### Exercise brief
Quote all of the data exactly as given. Skip every picture it contains.

### Material for the task

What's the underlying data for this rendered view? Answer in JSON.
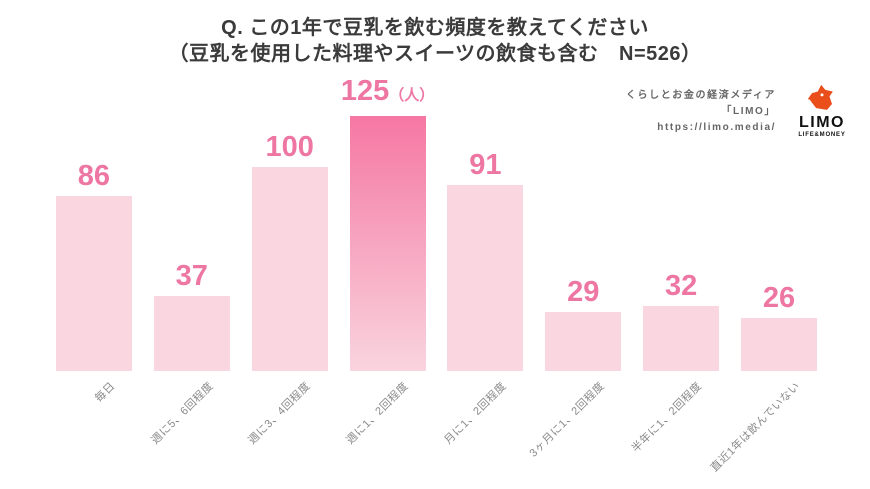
{
  "title": {
    "line1": "Q. この1年で豆乳を飲む頻度を教えてください",
    "line2": "（豆乳を使用した料理やスイーツの飲食も含む　N=526）"
  },
  "credit": {
    "line1": "くらしとお金の経済メディア",
    "line2": "「LIMO」",
    "line3": "https://limo.media/",
    "logo_text": "LIMO",
    "logo_subtext": "LIFE&MONEY",
    "logo_color": "#EA4E1B"
  },
  "chart_data": {
    "type": "bar",
    "title": "Q. この1年で豆乳を飲む頻度を教えてください（豆乳を使用した料理やスイーツの飲食も含む　N=526）",
    "categories": [
      "毎日",
      "週に5、6回程度",
      "週に3、4回程度",
      "週に1、2回程度",
      "月に1、2回程度",
      "3ヶ月に1、2回程度",
      "半年に1、2回程度",
      "直近1年は飲んでいない"
    ],
    "values": [
      86,
      37,
      100,
      125,
      91,
      29,
      32,
      26
    ],
    "unit_label": "（人）",
    "unit_on_index": 3,
    "highlight_index": 3,
    "xlabel": "",
    "ylabel": "",
    "ylim": [
      0,
      125
    ],
    "grid": false,
    "legend": false,
    "colors": {
      "bar": "#FAD6E0",
      "highlight_top": "#F577A3",
      "highlight_bottom": "#F9D4DE",
      "value_label": "#EE76A3",
      "category_label": "#8A8A8A",
      "title": "#3B3B3B"
    }
  }
}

### Result of the exercise
What's the underlying data for this rendered view? Answer in JSON.
{
  "title": {
    "line1": "Q. この1年で豆乳を飲む頻度を教えてください",
    "line2": "（豆乳を使用した料理やスイーツの飲食も含む　N=526）"
  },
  "credit": {
    "line1": "くらしとお金の経済メディア",
    "line2": "「LIMO」",
    "line3": "https://limo.media/",
    "logo_text": "LIMO",
    "logo_subtext": "LIFE&MONEY",
    "logo_color": "#EA4E1B"
  },
  "chart_data": {
    "type": "bar",
    "title": "Q. この1年で豆乳を飲む頻度を教えてください（豆乳を使用した料理やスイーツの飲食も含む　N=526）",
    "categories": [
      "毎日",
      "週に5、6回程度",
      "週に3、4回程度",
      "週に1、2回程度",
      "月に1、2回程度",
      "3ヶ月に1、2回程度",
      "半年に1、2回程度",
      "直近1年は飲んでいない"
    ],
    "values": [
      86,
      37,
      100,
      125,
      91,
      29,
      32,
      26
    ],
    "unit_label": "（人）",
    "unit_on_index": 3,
    "highlight_index": 3,
    "xlabel": "",
    "ylabel": "",
    "ylim": [
      0,
      125
    ],
    "grid": false,
    "legend": false,
    "colors": {
      "bar": "#FAD6E0",
      "highlight_top": "#F577A3",
      "highlight_bottom": "#F9D4DE",
      "value_label": "#EE76A3",
      "category_label": "#8A8A8A",
      "title": "#3B3B3B"
    }
  }
}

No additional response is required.